→ What you should do
Transcribe the whole listing below without changing a word, but leave out every image.

───── Provided data

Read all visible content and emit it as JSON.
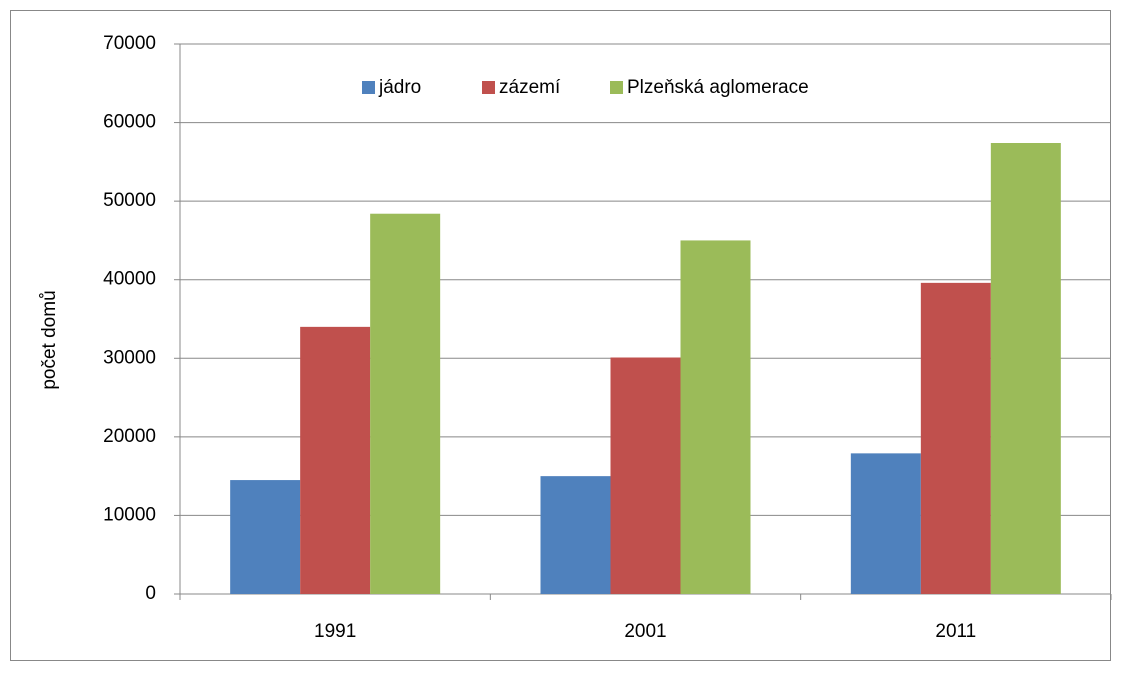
{
  "chart_data": {
    "type": "bar",
    "y_label": "počet domů",
    "categories": [
      "1991",
      "2001",
      "2011"
    ],
    "series": [
      {
        "name": "jádro",
        "color": "#4f81bd",
        "values": [
          14500,
          15000,
          17900
        ]
      },
      {
        "name": "zázemí",
        "color": "#c0504d",
        "values": [
          34000,
          30100,
          39600
        ]
      },
      {
        "name": "Plzeňská aglomerace",
        "color": "#9bbb59",
        "values": [
          48400,
          45000,
          57400
        ]
      }
    ],
    "ylim": [
      0,
      70000
    ],
    "yticks": [
      0,
      10000,
      20000,
      30000,
      40000,
      50000,
      60000,
      70000
    ],
    "grid": true,
    "legend": "top"
  }
}
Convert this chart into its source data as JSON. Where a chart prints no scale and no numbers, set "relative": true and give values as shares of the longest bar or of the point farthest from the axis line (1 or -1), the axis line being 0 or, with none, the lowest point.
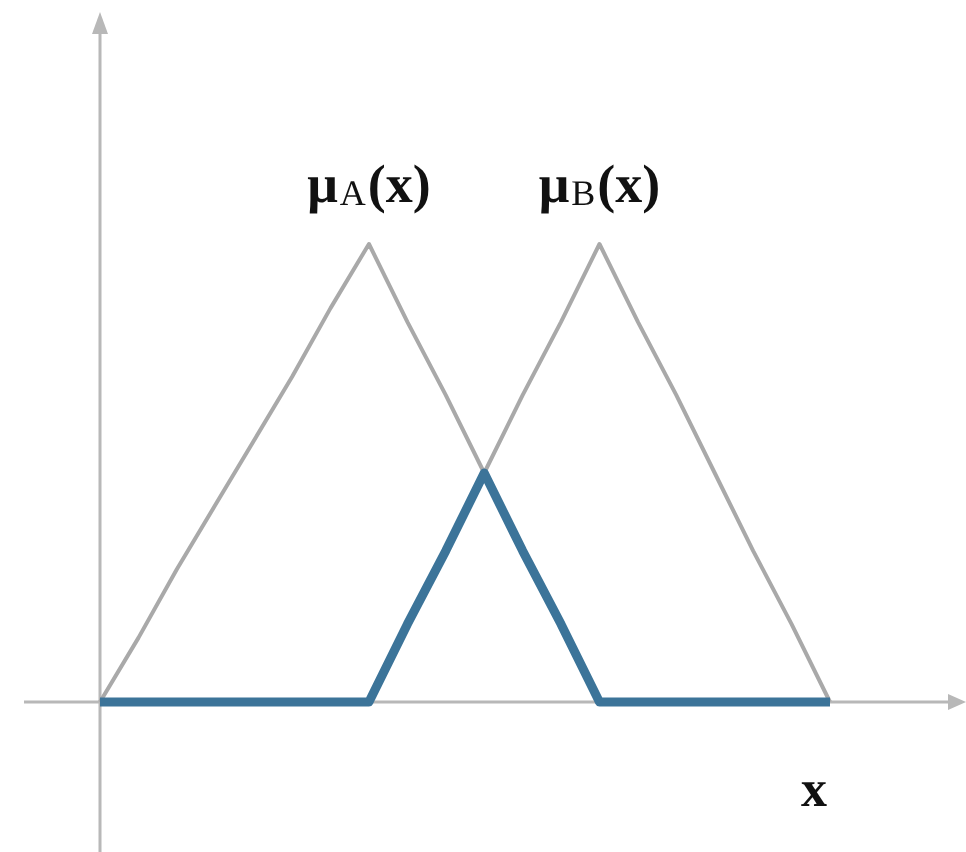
{
  "chart_data": {
    "type": "line",
    "relative": true,
    "xlabel": "x",
    "marker": "none",
    "categories": [
      null,
      null,
      null,
      null,
      null,
      null,
      null,
      null,
      null,
      null,
      null,
      null,
      null,
      null,
      null,
      null,
      null,
      null,
      null,
      null
    ],
    "series": [
      {
        "name": "μ$_{A}$(x)",
        "color": "#a9a9a9",
        "values": [
          0,
          0.14,
          0.29,
          0.43,
          0.57,
          0.71,
          0.86,
          1,
          0.83,
          0.67,
          0.5,
          0.33,
          0.17,
          0,
          null,
          null,
          null,
          null,
          null,
          null
        ]
      },
      {
        "name": "μ$_{B}$(x)",
        "color": "#a9a9a9",
        "values": [
          null,
          null,
          null,
          null,
          null,
          null,
          null,
          0,
          0.17,
          0.33,
          0.5,
          0.67,
          0.83,
          1,
          0.83,
          0.67,
          0.5,
          0.33,
          0.17,
          0
        ]
      },
      {
        "color": "#3c7499",
        "values": [
          0,
          0,
          0,
          0,
          0,
          0,
          0,
          0,
          0.17,
          0.33,
          0.5,
          0.33,
          0.17,
          0,
          0,
          0,
          0,
          0,
          0,
          0
        ]
      }
    ]
  }
}
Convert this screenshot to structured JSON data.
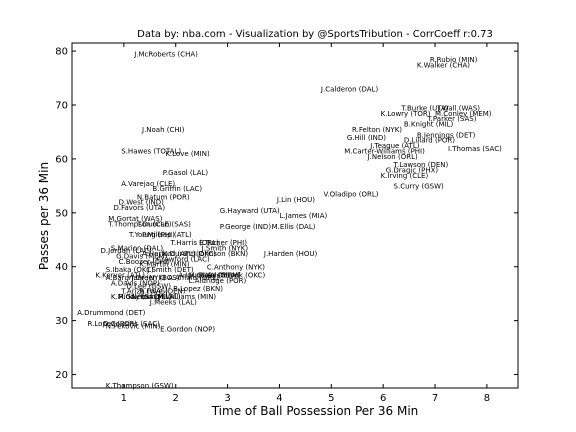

──────────

→ Result below
Read all visible content and emit it as JSON.
{
  "chart_data": {
    "type": "bar",
    "y_label": "počet domů",
    "categories": [
      "1991",
      "2001",
      "2011"
    ],
    "series": [
      {
        "name": "jádro",
        "color": "#4f81bd",
        "values": [
          14500,
          15000,
          17900
        ]
      },
      {
        "name": "zázemí",
        "color": "#c0504d",
        "values": [
          34000,
          30100,
          39600
        ]
      },
      {
        "name": "Plzeňská aglomerace",
        "color": "#9bbb59",
        "values": [
          48400,
          45000,
          57400
        ]
      }
    ],
    "ylim": [
      0,
      70000
    ],
    "yticks": [
      0,
      10000,
      20000,
      30000,
      40000,
      50000,
      60000,
      70000
    ],
    "grid": true,
    "legend": "top"
  }
}
Convert this chart into its source data as JSON. Where a chart prints no scale and no numbers, set "relative": true and give values as shares of the longest bar or of the point farthest from the axis line (1 or -1), the axis line being 0 or, with none, the lowest point.
{
  "chart_data": {
    "type": "line",
    "relative": true,
    "xlabel": "x",
    "marker": "none",
    "categories": [
      null,
      null,
      null,
      null,
      null,
      null,
      null,
      null,
      null,
      null,
      null,
      null,
      null,
      null,
      null,
      null,
      null,
      null,
      null,
      null
    ],
    "series": [
      {
        "name": "μ$_{A}$(x)",
        "color": "#a9a9a9",
        "values": [
          0,
          0.14,
          0.29,
          0.43,
          0.57,
          0.71,
          0.86,
          1,
          0.83,
          0.67,
          0.5,
          0.33,
          0.17,
          0,
          null,
          null,
          null,
          null,
          null,
          null
        ]
      },
      {
        "name": "μ$_{B}$(x)",
        "color": "#a9a9a9",
        "values": [
          null,
          null,
          null,
          null,
          null,
          null,
          null,
          0,
          0.17,
          0.33,
          0.5,
          0.67,
          0.83,
          1,
          0.83,
          0.67,
          0.5,
          0.33,
          0.17,
          0
        ]
      },
      {
        "color": "#3c7499",
        "values": [
          0,
          0,
          0,
          0,
          0,
          0,
          0,
          0,
          0.17,
          0.33,
          0.5,
          0.33,
          0.17,
          0,
          0,
          0,
          0,
          0,
          0,
          0
        ]
      }
    ]
  }
}
Convert this screenshot to structured JSON data.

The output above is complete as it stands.